§ **Exercise goal**: Repeat, exactly and completely, the entries shown underneath.

§ **Exercise materials**:
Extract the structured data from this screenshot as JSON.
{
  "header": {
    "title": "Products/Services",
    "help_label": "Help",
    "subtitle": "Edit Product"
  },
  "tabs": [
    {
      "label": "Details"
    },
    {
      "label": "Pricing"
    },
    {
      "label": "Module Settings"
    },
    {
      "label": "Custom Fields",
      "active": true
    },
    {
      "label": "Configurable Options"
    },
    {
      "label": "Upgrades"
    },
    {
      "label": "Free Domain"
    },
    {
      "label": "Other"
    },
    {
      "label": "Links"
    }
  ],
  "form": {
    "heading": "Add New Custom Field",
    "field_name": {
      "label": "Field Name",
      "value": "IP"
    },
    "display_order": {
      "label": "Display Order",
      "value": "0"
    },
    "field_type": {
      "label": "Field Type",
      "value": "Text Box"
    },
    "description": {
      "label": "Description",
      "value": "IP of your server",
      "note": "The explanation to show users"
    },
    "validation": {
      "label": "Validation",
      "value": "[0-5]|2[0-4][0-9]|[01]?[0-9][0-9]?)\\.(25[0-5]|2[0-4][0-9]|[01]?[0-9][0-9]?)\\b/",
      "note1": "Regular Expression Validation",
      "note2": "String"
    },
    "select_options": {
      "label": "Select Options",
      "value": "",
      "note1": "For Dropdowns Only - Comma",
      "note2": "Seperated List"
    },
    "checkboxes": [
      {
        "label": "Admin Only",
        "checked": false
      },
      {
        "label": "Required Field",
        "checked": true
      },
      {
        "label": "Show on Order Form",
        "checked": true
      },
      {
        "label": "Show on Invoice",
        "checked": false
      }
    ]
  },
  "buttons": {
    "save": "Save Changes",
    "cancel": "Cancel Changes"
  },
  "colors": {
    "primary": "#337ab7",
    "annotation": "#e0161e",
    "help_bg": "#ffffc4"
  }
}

§ **Right answer**:
Extract the structured data from this screenshot as JSON.
{
  "header": {
    "title": "Products/Services",
    "help_label": "Help",
    "subtitle": "Edit Product"
  },
  "tabs": [
    {
      "label": "Details"
    },
    {
      "label": "Pricing"
    },
    {
      "label": "Module Settings"
    },
    {
      "label": "Custom Fields",
      "active": true
    },
    {
      "label": "Configurable Options"
    },
    {
      "label": "Upgrades"
    },
    {
      "label": "Free Domain"
    },
    {
      "label": "Other"
    },
    {
      "label": "Links"
    }
  ],
  "form": {
    "heading": "Add New Custom Field",
    "field_name": {
      "label": "Field Name",
      "value": "IP"
    },
    "display_order": {
      "label": "Display Order",
      "value": "0"
    },
    "field_type": {
      "label": "Field Type",
      "value": "Text Box"
    },
    "description": {
      "label": "Description",
      "value": "IP of your server",
      "note": "The explanation to show users"
    },
    "validation": {
      "label": "Validation",
      "value": "[0-5]|2[0-4][0-9]|[01]?[0-9][0-9]?)\\.(25[0-5]|2[0-4][0-9]|[01]?[0-9][0-9]?)\\b/",
      "note1": "Regular Expression Validation",
      "note2": "String"
    },
    "select_options": {
      "label": "Select Options",
      "value": "",
      "note1": "For Dropdowns Only - Comma",
      "note2": "Seperated List"
    },
    "checkboxes": [
      {
        "label": "Admin Only",
        "checked": false
      },
      {
        "label": "Required Field",
        "checked": true
      },
      {
        "label": "Show on Order Form",
        "checked": true
      },
      {
        "label": "Show on Invoice",
        "checked": false
      }
    ]
  },
  "buttons": {
    "save": "Save Changes",
    "cancel": "Cancel Changes"
  },
  "colors": {
    "primary": "#337ab7",
    "annotation": "#e0161e",
    "help_bg": "#ffffc4"
  }
}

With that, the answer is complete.